#### OBJECTIVE:
Set the following entries down again exactly, line by line.

#### DATA:
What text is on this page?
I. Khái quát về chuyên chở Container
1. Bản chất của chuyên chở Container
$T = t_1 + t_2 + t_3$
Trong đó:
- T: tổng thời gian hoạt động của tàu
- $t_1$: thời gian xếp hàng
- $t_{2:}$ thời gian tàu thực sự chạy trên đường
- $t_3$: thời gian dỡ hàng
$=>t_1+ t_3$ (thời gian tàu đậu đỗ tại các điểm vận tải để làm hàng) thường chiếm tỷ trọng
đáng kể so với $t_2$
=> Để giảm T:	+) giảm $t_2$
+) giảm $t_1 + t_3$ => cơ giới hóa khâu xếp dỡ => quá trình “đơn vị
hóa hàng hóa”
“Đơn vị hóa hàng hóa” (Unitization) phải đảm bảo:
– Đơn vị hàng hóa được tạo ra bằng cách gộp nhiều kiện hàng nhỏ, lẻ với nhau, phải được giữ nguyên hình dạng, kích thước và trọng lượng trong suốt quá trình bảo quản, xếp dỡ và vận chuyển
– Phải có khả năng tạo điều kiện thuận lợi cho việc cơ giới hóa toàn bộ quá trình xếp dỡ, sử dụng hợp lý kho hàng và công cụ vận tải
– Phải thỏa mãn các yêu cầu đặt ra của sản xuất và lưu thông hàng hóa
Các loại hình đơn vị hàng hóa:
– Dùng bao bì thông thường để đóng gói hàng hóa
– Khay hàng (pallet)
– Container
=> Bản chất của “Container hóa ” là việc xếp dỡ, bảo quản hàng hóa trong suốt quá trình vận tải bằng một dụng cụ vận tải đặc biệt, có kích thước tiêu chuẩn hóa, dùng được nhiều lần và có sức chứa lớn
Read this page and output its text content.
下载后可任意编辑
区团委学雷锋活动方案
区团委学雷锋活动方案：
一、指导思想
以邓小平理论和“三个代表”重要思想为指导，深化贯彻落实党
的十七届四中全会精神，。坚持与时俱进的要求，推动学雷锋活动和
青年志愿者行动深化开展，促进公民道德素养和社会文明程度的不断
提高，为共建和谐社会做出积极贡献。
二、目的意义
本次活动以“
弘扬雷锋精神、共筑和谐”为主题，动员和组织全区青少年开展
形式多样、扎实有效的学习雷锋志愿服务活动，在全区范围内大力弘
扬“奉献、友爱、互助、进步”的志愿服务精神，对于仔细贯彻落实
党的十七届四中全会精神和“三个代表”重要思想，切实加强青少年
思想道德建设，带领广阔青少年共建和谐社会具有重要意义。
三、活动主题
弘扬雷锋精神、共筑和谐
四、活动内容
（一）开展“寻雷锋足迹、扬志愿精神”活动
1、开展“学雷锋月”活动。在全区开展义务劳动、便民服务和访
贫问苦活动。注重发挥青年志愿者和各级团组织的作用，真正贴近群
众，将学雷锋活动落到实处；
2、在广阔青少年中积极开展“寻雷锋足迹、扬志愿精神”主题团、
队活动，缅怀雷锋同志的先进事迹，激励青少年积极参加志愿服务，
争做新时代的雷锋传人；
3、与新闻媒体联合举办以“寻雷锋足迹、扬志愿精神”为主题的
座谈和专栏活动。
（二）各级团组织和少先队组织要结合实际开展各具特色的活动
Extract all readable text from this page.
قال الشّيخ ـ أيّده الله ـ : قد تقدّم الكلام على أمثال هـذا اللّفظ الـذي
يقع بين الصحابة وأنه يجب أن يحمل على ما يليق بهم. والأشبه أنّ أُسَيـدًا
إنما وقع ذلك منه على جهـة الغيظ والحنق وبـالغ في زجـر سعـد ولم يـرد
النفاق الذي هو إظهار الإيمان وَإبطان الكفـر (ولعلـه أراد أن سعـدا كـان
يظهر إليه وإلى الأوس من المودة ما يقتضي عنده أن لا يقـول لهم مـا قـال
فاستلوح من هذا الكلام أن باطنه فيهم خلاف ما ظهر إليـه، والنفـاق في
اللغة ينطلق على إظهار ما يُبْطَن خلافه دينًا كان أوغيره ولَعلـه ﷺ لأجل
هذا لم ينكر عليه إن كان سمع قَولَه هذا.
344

#### ANSWER:
What text is on this page?
I. Khái quát về chuyên chở Container
1. Bản chất của chuyên chở Container
$T = t_1 + t_2 + t_3$
Trong đó:
- T: tổng thời gian hoạt động của tàu
- $t_1$: thời gian xếp hàng
- $t_{2:}$ thời gian tàu thực sự chạy trên đường
- $t_3$: thời gian dỡ hàng
$=>t_1+ t_3$ (thời gian tàu đậu đỗ tại các điểm vận tải để làm hàng) thường chiếm tỷ trọng
đáng kể so với $t_2$
=> Để giảm T:	+) giảm $t_2$
+) giảm $t_1 + t_3$ => cơ giới hóa khâu xếp dỡ => quá trình “đơn vị
hóa hàng hóa”
“Đơn vị hóa hàng hóa” (Unitization) phải đảm bảo:
– Đơn vị hàng hóa được tạo ra bằng cách gộp nhiều kiện hàng nhỏ, lẻ với nhau, phải được giữ nguyên hình dạng, kích thước và trọng lượng trong suốt quá trình bảo quản, xếp dỡ và vận chuyển
– Phải có khả năng tạo điều kiện thuận lợi cho việc cơ giới hóa toàn bộ quá trình xếp dỡ, sử dụng hợp lý kho hàng và công cụ vận tải
– Phải thỏa mãn các yêu cầu đặt ra của sản xuất và lưu thông hàng hóa
Các loại hình đơn vị hàng hóa:
– Dùng bao bì thông thường để đóng gói hàng hóa
– Khay hàng (pallet)
– Container
=> Bản chất của “Container hóa ” là việc xếp dỡ, bảo quản hàng hóa trong suốt quá trình vận tải bằng một dụng cụ vận tải đặc biệt, có kích thước tiêu chuẩn hóa, dùng được nhiều lần và có sức chứa lớn
Read this page and output its text content.
下载后可任意编辑
区团委学雷锋活动方案
区团委学雷锋活动方案：
一、指导思想
以邓小平理论和“三个代表”重要思想为指导，深化贯彻落实党
的十七届四中全会精神，。坚持与时俱进的要求，推动学雷锋活动和
青年志愿者行动深化开展，促进公民道德素养和社会文明程度的不断
提高，为共建和谐社会做出积极贡献。
二、目的意义
本次活动以“
弘扬雷锋精神、共筑和谐”为主题，动员和组织全区青少年开展
形式多样、扎实有效的学习雷锋志愿服务活动，在全区范围内大力弘
扬“奉献、友爱、互助、进步”的志愿服务精神，对于仔细贯彻落实
党的十七届四中全会精神和“三个代表”重要思想，切实加强青少年
思想道德建设，带领广阔青少年共建和谐社会具有重要意义。
三、活动主题
弘扬雷锋精神、共筑和谐
四、活动内容
（一）开展“寻雷锋足迹、扬志愿精神”活动
1、开展“学雷锋月”活动。在全区开展义务劳动、便民服务和访
贫问苦活动。注重发挥青年志愿者和各级团组织的作用，真正贴近群
众，将学雷锋活动落到实处；
2、在广阔青少年中积极开展“寻雷锋足迹、扬志愿精神”主题团、
队活动，缅怀雷锋同志的先进事迹，激励青少年积极参加志愿服务，
争做新时代的雷锋传人；
3、与新闻媒体联合举办以“寻雷锋足迹、扬志愿精神”为主题的
座谈和专栏活动。
（二）各级团组织和少先队组织要结合实际开展各具特色的活动
Extract all readable text from this page.
قال الشّيخ ـ أيّده الله ـ : قد تقدّم الكلام على أمثال هـذا اللّفظ الـذي
يقع بين الصحابة وأنه يجب أن يحمل على ما يليق بهم. والأشبه أنّ أُسَيـدًا
إنما وقع ذلك منه على جهـة الغيظ والحنق وبـالغ في زجـر سعـد ولم يـرد
النفاق الذي هو إظهار الإيمان وَإبطان الكفـر (ولعلـه أراد أن سعـدا كـان
يظهر إليه وإلى الأوس من المودة ما يقتضي عنده أن لا يقـول لهم مـا قـال
فاستلوح من هذا الكلام أن باطنه فيهم خلاف ما ظهر إليـه، والنفـاق في
اللغة ينطلق على إظهار ما يُبْطَن خلافه دينًا كان أوغيره ولَعلـه ﷺ لأجل
هذا لم ينكر عليه إن كان سمع قَولَه هذا.
344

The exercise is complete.